Dataset rows
• • • • •
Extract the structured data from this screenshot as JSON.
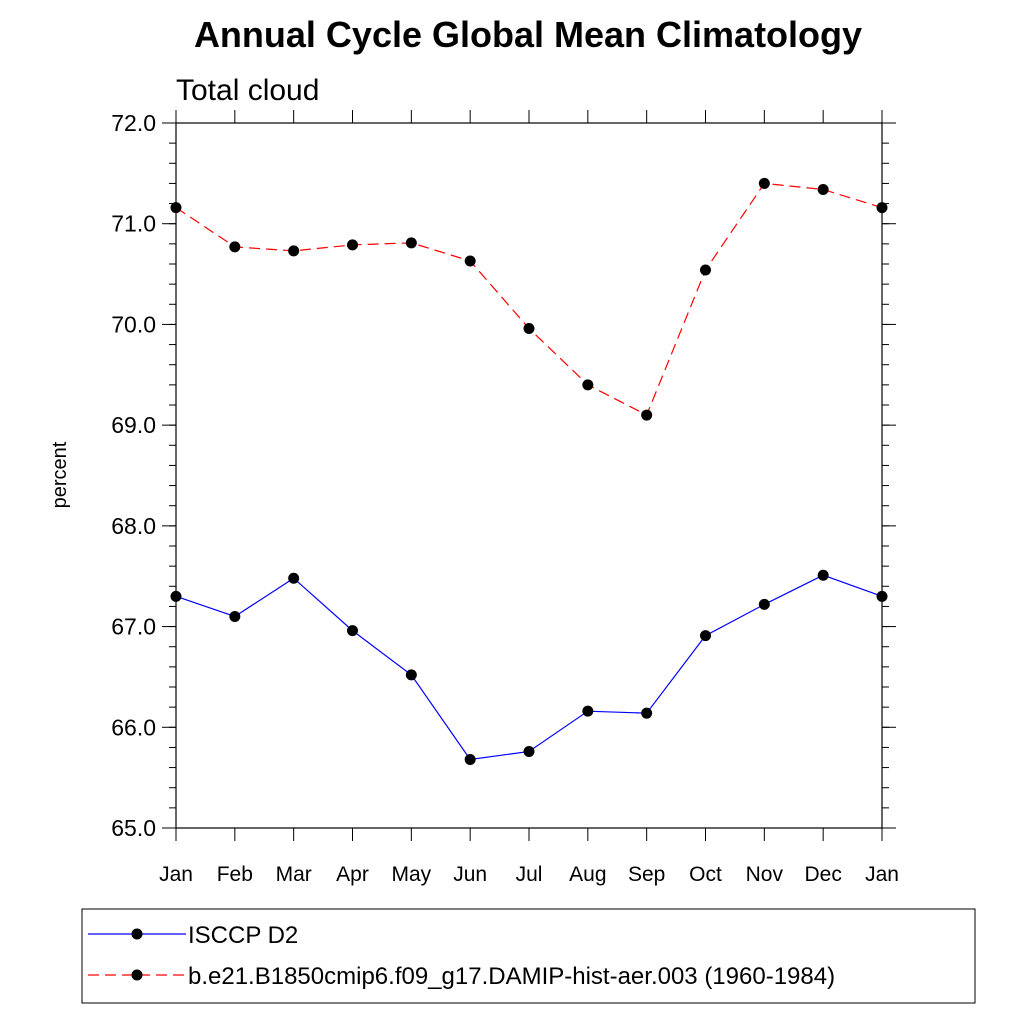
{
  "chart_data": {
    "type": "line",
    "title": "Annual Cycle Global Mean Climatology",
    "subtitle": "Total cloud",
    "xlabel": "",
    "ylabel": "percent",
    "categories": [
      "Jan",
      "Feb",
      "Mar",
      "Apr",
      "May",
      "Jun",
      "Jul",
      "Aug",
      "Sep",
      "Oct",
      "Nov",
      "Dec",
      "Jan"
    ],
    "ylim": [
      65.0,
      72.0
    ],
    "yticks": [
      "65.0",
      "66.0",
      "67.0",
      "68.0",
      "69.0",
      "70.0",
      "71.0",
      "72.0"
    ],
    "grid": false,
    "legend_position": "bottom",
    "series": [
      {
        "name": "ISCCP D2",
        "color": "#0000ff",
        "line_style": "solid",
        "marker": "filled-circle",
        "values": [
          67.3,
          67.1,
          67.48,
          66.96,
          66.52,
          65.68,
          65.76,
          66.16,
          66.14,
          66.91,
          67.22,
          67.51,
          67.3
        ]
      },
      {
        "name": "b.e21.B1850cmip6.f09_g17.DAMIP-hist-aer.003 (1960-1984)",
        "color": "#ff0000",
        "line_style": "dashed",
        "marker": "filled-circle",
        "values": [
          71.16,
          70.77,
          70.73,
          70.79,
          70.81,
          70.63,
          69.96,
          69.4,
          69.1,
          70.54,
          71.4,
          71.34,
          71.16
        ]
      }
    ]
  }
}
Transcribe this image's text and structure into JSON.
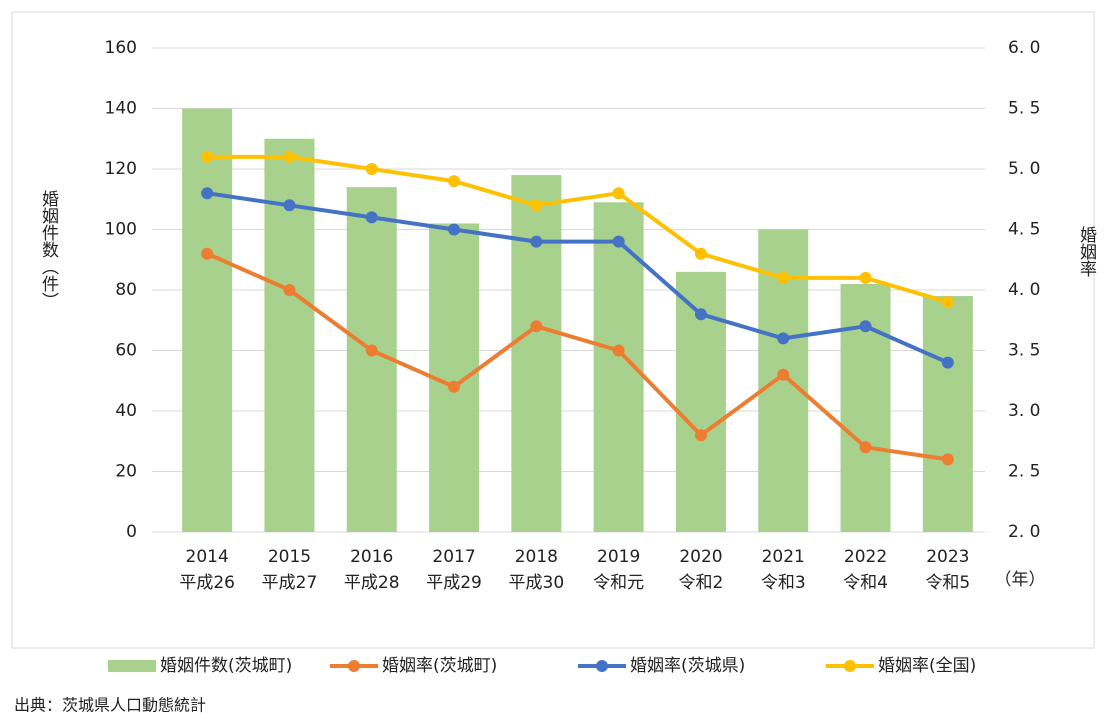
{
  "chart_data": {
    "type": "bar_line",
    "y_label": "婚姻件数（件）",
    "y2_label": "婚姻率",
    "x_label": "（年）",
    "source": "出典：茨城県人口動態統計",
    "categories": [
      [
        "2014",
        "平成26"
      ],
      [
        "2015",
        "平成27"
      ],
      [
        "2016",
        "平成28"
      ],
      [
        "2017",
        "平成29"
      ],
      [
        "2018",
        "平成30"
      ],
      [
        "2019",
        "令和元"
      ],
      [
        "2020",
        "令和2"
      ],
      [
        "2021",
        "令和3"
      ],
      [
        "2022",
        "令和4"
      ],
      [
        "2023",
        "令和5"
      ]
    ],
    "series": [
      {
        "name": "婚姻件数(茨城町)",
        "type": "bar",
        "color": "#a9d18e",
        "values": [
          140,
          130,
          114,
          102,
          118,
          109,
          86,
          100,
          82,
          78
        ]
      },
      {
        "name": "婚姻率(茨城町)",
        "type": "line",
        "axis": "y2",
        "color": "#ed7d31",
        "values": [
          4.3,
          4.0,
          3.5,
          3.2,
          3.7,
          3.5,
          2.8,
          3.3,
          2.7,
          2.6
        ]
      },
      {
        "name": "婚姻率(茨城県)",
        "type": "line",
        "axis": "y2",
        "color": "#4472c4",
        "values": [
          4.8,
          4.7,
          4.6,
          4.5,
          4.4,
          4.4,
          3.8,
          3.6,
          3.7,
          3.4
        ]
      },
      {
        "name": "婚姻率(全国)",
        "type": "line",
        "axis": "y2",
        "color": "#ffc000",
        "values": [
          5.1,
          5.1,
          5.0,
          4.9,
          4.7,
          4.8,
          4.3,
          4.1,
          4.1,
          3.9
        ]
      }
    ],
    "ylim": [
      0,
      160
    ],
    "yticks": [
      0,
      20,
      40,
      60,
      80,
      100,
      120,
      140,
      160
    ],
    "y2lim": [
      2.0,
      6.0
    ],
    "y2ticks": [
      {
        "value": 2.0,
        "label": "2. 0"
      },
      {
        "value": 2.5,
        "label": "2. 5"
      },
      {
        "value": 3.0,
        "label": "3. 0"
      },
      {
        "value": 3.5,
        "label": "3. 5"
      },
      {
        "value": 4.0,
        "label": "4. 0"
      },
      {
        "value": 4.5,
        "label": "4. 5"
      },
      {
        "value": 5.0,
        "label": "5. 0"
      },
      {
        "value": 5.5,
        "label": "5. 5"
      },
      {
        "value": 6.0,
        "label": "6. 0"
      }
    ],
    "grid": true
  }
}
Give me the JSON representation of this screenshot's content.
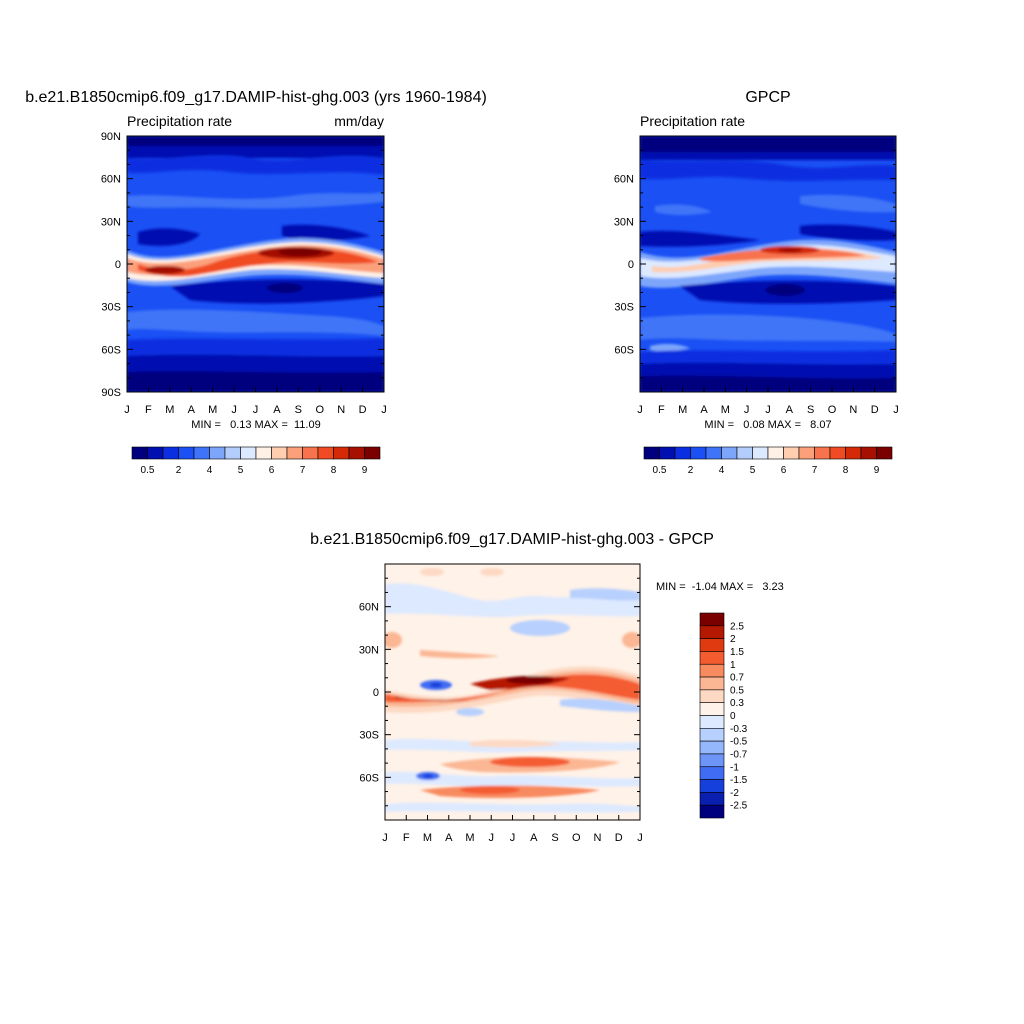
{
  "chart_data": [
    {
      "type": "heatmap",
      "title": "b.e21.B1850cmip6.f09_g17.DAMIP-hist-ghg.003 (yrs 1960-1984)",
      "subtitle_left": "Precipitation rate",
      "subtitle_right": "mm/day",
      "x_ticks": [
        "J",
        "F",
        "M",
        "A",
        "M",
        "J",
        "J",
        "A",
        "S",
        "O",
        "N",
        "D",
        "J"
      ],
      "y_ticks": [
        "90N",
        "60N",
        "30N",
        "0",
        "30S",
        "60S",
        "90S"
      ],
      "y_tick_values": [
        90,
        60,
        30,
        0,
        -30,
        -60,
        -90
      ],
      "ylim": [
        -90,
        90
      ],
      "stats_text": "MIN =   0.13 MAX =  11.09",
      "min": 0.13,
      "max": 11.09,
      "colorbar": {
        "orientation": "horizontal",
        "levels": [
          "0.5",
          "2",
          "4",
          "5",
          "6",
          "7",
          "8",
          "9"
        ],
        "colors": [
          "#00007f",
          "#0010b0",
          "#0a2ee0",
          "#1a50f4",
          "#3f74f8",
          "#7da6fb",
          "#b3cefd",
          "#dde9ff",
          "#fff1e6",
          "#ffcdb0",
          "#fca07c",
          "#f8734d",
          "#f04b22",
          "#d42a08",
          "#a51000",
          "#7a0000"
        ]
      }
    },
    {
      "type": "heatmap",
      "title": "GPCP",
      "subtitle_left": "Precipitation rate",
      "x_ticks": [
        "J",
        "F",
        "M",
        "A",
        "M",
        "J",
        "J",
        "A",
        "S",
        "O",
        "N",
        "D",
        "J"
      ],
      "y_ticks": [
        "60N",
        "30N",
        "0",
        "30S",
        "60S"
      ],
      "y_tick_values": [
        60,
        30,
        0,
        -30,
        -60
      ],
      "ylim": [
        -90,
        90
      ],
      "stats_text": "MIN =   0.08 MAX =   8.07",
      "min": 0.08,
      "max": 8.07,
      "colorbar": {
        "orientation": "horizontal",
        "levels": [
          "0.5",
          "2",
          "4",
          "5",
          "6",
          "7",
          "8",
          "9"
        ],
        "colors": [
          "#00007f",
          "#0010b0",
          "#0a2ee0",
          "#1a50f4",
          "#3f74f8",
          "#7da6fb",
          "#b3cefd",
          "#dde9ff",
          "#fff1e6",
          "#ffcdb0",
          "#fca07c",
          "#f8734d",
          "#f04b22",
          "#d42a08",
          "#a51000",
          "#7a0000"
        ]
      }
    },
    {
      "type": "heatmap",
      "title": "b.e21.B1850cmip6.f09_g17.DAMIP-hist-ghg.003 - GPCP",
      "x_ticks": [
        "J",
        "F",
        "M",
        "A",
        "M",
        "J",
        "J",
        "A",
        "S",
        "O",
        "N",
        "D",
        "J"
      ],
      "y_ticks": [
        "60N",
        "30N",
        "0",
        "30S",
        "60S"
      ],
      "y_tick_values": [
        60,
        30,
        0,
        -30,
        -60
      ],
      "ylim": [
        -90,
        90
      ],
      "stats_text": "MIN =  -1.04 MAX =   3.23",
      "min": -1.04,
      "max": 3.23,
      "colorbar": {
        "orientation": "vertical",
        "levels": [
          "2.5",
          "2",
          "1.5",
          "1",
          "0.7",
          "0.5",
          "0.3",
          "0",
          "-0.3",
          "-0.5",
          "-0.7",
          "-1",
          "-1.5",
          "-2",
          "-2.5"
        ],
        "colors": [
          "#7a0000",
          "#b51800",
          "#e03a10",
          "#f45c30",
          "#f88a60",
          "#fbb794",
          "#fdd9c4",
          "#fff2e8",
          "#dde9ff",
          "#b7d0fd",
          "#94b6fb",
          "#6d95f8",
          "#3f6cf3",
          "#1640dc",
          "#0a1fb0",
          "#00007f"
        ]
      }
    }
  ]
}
• • • • •
TO DO:
Whenever "hist" turns up in a line, pick that line out.

THE RESULT:
        "name": "b.e21.B1850cmip6.f09_g17.DAMIP-hist-aer.003 (1960-1984)",
      "title": "b.e21.B1850cmip6.f09_g17.DAMIP-hist-ghg.003 (yrs 1960-1984)",
      "title": "b.e21.B1850cmip6.f09_g17.DAMIP-hist-ghg.003 - GPCP",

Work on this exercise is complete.